## START Extracted entries

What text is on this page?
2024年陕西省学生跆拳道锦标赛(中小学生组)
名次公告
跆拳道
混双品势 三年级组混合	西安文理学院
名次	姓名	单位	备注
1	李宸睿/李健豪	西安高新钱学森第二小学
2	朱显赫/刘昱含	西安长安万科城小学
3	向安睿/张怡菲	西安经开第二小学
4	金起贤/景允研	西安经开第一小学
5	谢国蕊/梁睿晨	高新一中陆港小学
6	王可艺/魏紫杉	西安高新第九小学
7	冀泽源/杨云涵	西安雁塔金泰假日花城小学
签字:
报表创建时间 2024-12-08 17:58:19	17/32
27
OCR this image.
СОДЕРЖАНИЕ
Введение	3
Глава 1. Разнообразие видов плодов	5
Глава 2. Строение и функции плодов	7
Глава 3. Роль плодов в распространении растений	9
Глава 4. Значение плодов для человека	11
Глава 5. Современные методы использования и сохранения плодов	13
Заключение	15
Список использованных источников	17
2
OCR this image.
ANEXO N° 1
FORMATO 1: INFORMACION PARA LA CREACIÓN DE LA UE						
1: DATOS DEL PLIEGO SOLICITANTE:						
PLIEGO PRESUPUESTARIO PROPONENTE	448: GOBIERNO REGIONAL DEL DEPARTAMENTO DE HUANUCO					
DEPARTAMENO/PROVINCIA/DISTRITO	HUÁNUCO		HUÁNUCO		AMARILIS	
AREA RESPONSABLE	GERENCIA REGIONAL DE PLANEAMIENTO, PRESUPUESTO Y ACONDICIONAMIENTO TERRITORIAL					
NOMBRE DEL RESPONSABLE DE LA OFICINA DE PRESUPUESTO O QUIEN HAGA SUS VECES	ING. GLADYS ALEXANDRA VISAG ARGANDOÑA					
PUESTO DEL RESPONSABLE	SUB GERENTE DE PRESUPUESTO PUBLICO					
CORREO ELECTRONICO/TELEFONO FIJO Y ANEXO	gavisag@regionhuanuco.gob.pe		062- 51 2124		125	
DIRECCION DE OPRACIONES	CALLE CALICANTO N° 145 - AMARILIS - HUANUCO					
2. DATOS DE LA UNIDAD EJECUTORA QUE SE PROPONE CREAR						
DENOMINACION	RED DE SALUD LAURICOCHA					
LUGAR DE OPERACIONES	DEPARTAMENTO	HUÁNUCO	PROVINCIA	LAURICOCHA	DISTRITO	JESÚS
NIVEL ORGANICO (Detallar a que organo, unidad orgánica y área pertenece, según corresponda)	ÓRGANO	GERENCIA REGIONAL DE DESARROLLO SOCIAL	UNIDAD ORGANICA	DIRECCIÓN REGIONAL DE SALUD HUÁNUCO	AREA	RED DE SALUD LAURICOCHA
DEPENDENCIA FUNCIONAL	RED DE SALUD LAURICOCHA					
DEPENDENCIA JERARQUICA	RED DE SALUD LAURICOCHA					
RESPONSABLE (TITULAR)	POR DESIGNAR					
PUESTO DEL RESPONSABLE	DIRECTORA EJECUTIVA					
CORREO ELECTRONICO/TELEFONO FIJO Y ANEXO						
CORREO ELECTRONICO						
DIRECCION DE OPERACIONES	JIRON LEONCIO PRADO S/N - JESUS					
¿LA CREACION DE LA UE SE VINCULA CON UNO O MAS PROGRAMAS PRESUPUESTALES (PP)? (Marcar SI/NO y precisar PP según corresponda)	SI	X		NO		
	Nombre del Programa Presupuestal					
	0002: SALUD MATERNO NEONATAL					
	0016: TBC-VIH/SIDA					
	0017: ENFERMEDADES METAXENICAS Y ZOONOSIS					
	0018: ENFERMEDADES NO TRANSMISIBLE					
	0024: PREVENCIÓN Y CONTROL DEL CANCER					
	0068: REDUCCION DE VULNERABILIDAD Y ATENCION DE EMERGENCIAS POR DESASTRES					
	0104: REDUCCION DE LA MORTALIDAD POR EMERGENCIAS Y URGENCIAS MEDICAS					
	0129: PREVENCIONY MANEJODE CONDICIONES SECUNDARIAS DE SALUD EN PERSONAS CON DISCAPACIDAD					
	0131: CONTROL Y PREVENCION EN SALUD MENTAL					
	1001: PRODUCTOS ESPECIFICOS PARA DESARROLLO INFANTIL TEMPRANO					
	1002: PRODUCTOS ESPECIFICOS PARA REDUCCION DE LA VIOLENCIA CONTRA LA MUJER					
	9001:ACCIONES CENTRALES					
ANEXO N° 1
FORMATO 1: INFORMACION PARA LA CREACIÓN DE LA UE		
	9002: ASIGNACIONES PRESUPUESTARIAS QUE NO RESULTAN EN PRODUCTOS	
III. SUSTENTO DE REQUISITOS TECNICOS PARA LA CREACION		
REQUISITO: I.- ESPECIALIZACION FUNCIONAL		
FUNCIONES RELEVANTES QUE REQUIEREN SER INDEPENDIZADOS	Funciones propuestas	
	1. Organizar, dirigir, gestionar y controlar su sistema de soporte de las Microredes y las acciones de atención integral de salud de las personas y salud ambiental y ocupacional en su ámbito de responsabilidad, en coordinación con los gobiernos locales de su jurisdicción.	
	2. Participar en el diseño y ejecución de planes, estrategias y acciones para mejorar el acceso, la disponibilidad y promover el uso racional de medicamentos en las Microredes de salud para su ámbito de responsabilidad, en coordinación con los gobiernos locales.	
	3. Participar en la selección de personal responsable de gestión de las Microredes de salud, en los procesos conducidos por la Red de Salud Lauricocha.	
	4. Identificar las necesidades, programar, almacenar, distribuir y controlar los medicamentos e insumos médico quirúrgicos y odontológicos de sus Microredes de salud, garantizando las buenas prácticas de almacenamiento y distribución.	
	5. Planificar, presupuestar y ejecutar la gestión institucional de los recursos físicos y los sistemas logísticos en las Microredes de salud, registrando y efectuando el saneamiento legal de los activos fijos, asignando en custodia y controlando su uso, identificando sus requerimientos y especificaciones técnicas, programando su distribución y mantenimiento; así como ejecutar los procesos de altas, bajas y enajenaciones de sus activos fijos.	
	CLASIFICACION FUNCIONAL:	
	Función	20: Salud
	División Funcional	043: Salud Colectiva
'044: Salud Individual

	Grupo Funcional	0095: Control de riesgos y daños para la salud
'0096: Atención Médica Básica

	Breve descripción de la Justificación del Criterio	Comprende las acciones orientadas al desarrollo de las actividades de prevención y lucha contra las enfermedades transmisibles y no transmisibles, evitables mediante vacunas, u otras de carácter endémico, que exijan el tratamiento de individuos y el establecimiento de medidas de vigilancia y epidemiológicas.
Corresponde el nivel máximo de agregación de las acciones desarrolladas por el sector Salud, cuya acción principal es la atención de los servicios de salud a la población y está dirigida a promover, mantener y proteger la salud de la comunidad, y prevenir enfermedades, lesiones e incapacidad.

## END Extracted entries

Write the listing out again, exactly as it reads.

What text is on this page?
2024年陕西省学生跆拳道锦标赛(中小学生组)
名次公告
跆拳道
混双品势 三年级组混合	西安文理学院
名次	姓名	单位	备注
1	李宸睿/李健豪	西安高新钱学森第二小学
2	朱显赫/刘昱含	西安长安万科城小学
3	向安睿/张怡菲	西安经开第二小学
4	金起贤/景允研	西安经开第一小学
5	谢国蕊/梁睿晨	高新一中陆港小学
6	王可艺/魏紫杉	西安高新第九小学
7	冀泽源/杨云涵	西安雁塔金泰假日花城小学
签字:
报表创建时间 2024-12-08 17:58:19	17/32
27
OCR this image.
СОДЕРЖАНИЕ
Введение	3
Глава 1. Разнообразие видов плодов	5
Глава 2. Строение и функции плодов	7
Глава 3. Роль плодов в распространении растений	9
Глава 4. Значение плодов для человека	11
Глава 5. Современные методы использования и сохранения плодов	13
Заключение	15
Список использованных источников	17
2
OCR this image.
ANEXO N° 1
FORMATO 1: INFORMACION PARA LA CREACIÓN DE LA UE						
1: DATOS DEL PLIEGO SOLICITANTE:						
PLIEGO PRESUPUESTARIO PROPONENTE	448: GOBIERNO REGIONAL DEL DEPARTAMENTO DE HUANUCO					
DEPARTAMENO/PROVINCIA/DISTRITO	HUÁNUCO		HUÁNUCO		AMARILIS	
AREA RESPONSABLE	GERENCIA REGIONAL DE PLANEAMIENTO, PRESUPUESTO Y ACONDICIONAMIENTO TERRITORIAL					
NOMBRE DEL RESPONSABLE DE LA OFICINA DE PRESUPUESTO O QUIEN HAGA SUS VECES	ING. GLADYS ALEXANDRA VISAG ARGANDOÑA					
PUESTO DEL RESPONSABLE	SUB GERENTE DE PRESUPUESTO PUBLICO					
CORREO ELECTRONICO/TELEFONO FIJO Y ANEXO	gavisag@regionhuanuco.gob.pe		062- 51 2124		125	
DIRECCION DE OPRACIONES	CALLE CALICANTO N° 145 - AMARILIS - HUANUCO					
2. DATOS DE LA UNIDAD EJECUTORA QUE SE PROPONE CREAR						
DENOMINACION	RED DE SALUD LAURICOCHA					
LUGAR DE OPERACIONES	DEPARTAMENTO	HUÁNUCO	PROVINCIA	LAURICOCHA	DISTRITO	JESÚS
NIVEL ORGANICO (Detallar a que organo, unidad orgánica y área pertenece, según corresponda)	ÓRGANO	GERENCIA REGIONAL DE DESARROLLO SOCIAL	UNIDAD ORGANICA	DIRECCIÓN REGIONAL DE SALUD HUÁNUCO	AREA	RED DE SALUD LAURICOCHA
DEPENDENCIA FUNCIONAL	RED DE SALUD LAURICOCHA					
DEPENDENCIA JERARQUICA	RED DE SALUD LAURICOCHA					
RESPONSABLE (TITULAR)	POR DESIGNAR					
PUESTO DEL RESPONSABLE	DIRECTORA EJECUTIVA					
CORREO ELECTRONICO/TELEFONO FIJO Y ANEXO						
CORREO ELECTRONICO						
DIRECCION DE OPERACIONES	JIRON LEONCIO PRADO S/N - JESUS					
¿LA CREACION DE LA UE SE VINCULA CON UNO O MAS PROGRAMAS PRESUPUESTALES (PP)? (Marcar SI/NO y precisar PP según corresponda)	SI	X		NO		
	Nombre del Programa Presupuestal					
	0002: SALUD MATERNO NEONATAL					
	0016: TBC-VIH/SIDA					
	0017: ENFERMEDADES METAXENICAS Y ZOONOSIS					
	0018: ENFERMEDADES NO TRANSMISIBLE					
	0024: PREVENCIÓN Y CONTROL DEL CANCER					
	0068: REDUCCION DE VULNERABILIDAD Y ATENCION DE EMERGENCIAS POR DESASTRES					
	0104: REDUCCION DE LA MORTALIDAD POR EMERGENCIAS Y URGENCIAS MEDICAS					
	0129: PREVENCIONY MANEJODE CONDICIONES SECUNDARIAS DE SALUD EN PERSONAS CON DISCAPACIDAD					
	0131: CONTROL Y PREVENCION EN SALUD MENTAL					
	1001: PRODUCTOS ESPECIFICOS PARA DESARROLLO INFANTIL TEMPRANO					
	1002: PRODUCTOS ESPECIFICOS PARA REDUCCION DE LA VIOLENCIA CONTRA LA MUJER					
	9001:ACCIONES CENTRALES					
ANEXO N° 1
FORMATO 1: INFORMACION PARA LA CREACIÓN DE LA UE		
	9002: ASIGNACIONES PRESUPUESTARIAS QUE NO RESULTAN EN PRODUCTOS	
III. SUSTENTO DE REQUISITOS TECNICOS PARA LA CREACION		
REQUISITO: I.- ESPECIALIZACION FUNCIONAL		
FUNCIONES RELEVANTES QUE REQUIEREN SER INDEPENDIZADOS	Funciones propuestas	
	1. Organizar, dirigir, gestionar y controlar su sistema de soporte de las Microredes y las acciones de atención integral de salud de las personas y salud ambiental y ocupacional en su ámbito de responsabilidad, en coordinación con los gobiernos locales de su jurisdicción.	
	2. Participar en el diseño y ejecución de planes, estrategias y acciones para mejorar el acceso, la disponibilidad y promover el uso racional de medicamentos en las Microredes de salud para su ámbito de responsabilidad, en coordinación con los gobiernos locales.	
	3. Participar en la selección de personal responsable de gestión de las Microredes de salud, en los procesos conducidos por la Red de Salud Lauricocha.	
	4. Identificar las necesidades, programar, almacenar, distribuir y controlar los medicamentos e insumos médico quirúrgicos y odontológicos de sus Microredes de salud, garantizando las buenas prácticas de almacenamiento y distribución.	
	5. Planificar, presupuestar y ejecutar la gestión institucional de los recursos físicos y los sistemas logísticos en las Microredes de salud, registrando y efectuando el saneamiento legal de los activos fijos, asignando en custodia y controlando su uso, identificando sus requerimientos y especificaciones técnicas, programando su distribución y mantenimiento; así como ejecutar los procesos de altas, bajas y enajenaciones de sus activos fijos.	
	CLASIFICACION FUNCIONAL:	
	Función	20: Salud
	División Funcional	043: Salud Colectiva
'044: Salud Individual

	Grupo Funcional	0095: Control de riesgos y daños para la salud
'0096: Atención Médica Básica

	Breve descripción de la Justificación del Criterio	Comprende las acciones orientadas al desarrollo de las actividades de prevención y lucha contra las enfermedades transmisibles y no transmisibles, evitables mediante vacunas, u otras de carácter endémico, que exijan el tratamiento de individuos y el establecimiento de medidas de vigilancia y epidemiológicas.
Corresponde el nivel máximo de agregación de las acciones desarrolladas por el sector Salud, cuya acción principal es la atención de los servicios de salud a la población y está dirigida a promover, mantener y proteger la salud de la comunidad, y prevenir enfermedades, lesiones e incapacidad.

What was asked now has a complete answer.